--- START ---

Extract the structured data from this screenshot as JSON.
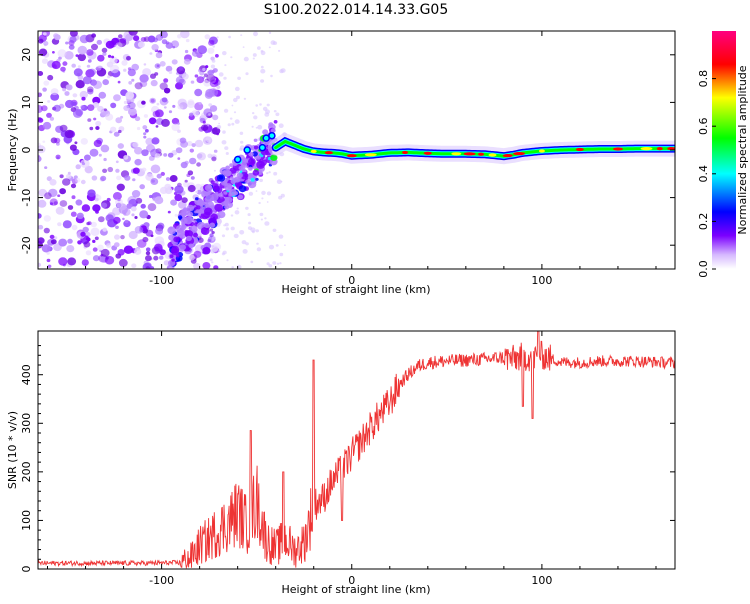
{
  "title": "S100.2022.014.14.33.G05",
  "chart_data": [
    {
      "type": "heatmap",
      "xlabel": "Height of straight line (km)",
      "ylabel": "Frequency (Hz)",
      "xlim": [
        -165,
        170
      ],
      "ylim": [
        -25,
        25
      ],
      "xticks": [
        -100,
        0,
        100
      ],
      "yticks": [
        -20,
        -10,
        0,
        10,
        20
      ],
      "grid": false,
      "colorbar": {
        "label": "Normalized spectral amplitude",
        "range": [
          0,
          1
        ],
        "ticks": [
          "0.0",
          "0.2",
          "0.4",
          "0.6",
          "0.8"
        ],
        "colors": [
          "#ffffff",
          "#7b00ff",
          "#0000ff",
          "#00ffff",
          "#00ff00",
          "#ffff00",
          "#ff0000",
          "#ff0080"
        ]
      },
      "ridge": {
        "x": [
          -40,
          -35,
          -30,
          -25,
          -20,
          -15,
          -10,
          -5,
          0,
          10,
          20,
          30,
          40,
          50,
          60,
          70,
          80,
          85,
          90,
          100,
          110,
          120,
          130,
          140,
          150,
          160,
          170
        ],
        "y": [
          0.5,
          1.8,
          1.0,
          0.2,
          -0.3,
          -0.5,
          -0.6,
          -0.8,
          -1.2,
          -1.0,
          -0.6,
          -0.5,
          -0.7,
          -0.8,
          -0.8,
          -0.9,
          -1.3,
          -1.0,
          -0.6,
          -0.2,
          0.0,
          0.1,
          0.2,
          0.2,
          0.3,
          0.3,
          0.3
        ]
      }
    },
    {
      "type": "line",
      "xlabel": "Height of straight line (km)",
      "ylabel": "SNR (10 * v/v)",
      "xlim": [
        -165,
        170
      ],
      "ylim": [
        0,
        490
      ],
      "xticks": [
        -100,
        0,
        100
      ],
      "yticks": [
        0,
        100,
        200,
        300,
        400
      ],
      "grid": false,
      "color": "#ee3333",
      "series": [
        {
          "x": [
            -165,
            -150,
            -130,
            -110,
            -90,
            -85,
            -80,
            -75,
            -70,
            -65,
            -60,
            -55,
            -50,
            -45,
            -40,
            -35,
            -30,
            -25,
            -20,
            -15,
            -10,
            -5,
            0,
            5,
            10,
            15,
            20,
            25,
            30,
            35,
            40,
            50,
            60,
            70,
            80,
            85,
            90,
            95,
            100,
            110,
            120,
            130,
            140,
            150,
            160,
            170
          ],
          "y": [
            12,
            12,
            12,
            12,
            13,
            22,
            48,
            62,
            80,
            95,
            118,
            90,
            142,
            60,
            42,
            62,
            38,
            55,
            132,
            145,
            182,
            205,
            235,
            262,
            292,
            318,
            342,
            380,
            402,
            418,
            425,
            428,
            430,
            432,
            436,
            432,
            438,
            434,
            440,
            426,
            425,
            428,
            428,
            428,
            426,
            424
          ]
        }
      ],
      "spikes": [
        {
          "x": -53,
          "y": 285
        },
        {
          "x": -36,
          "y": 200
        },
        {
          "x": -20,
          "y": 430
        },
        {
          "x": -5,
          "y": 100
        },
        {
          "x": 90,
          "y": 335
        },
        {
          "x": 95,
          "y": 310
        },
        {
          "x": 98,
          "y": 490
        }
      ]
    }
  ]
}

--- END ---

Scan the lines above for "ylabel", then copy every one that has it.

SOLUTION BELOW =>
      "ylabel": "Frequency (Hz)",
      "ylabel": "SNR (10 * v/v)",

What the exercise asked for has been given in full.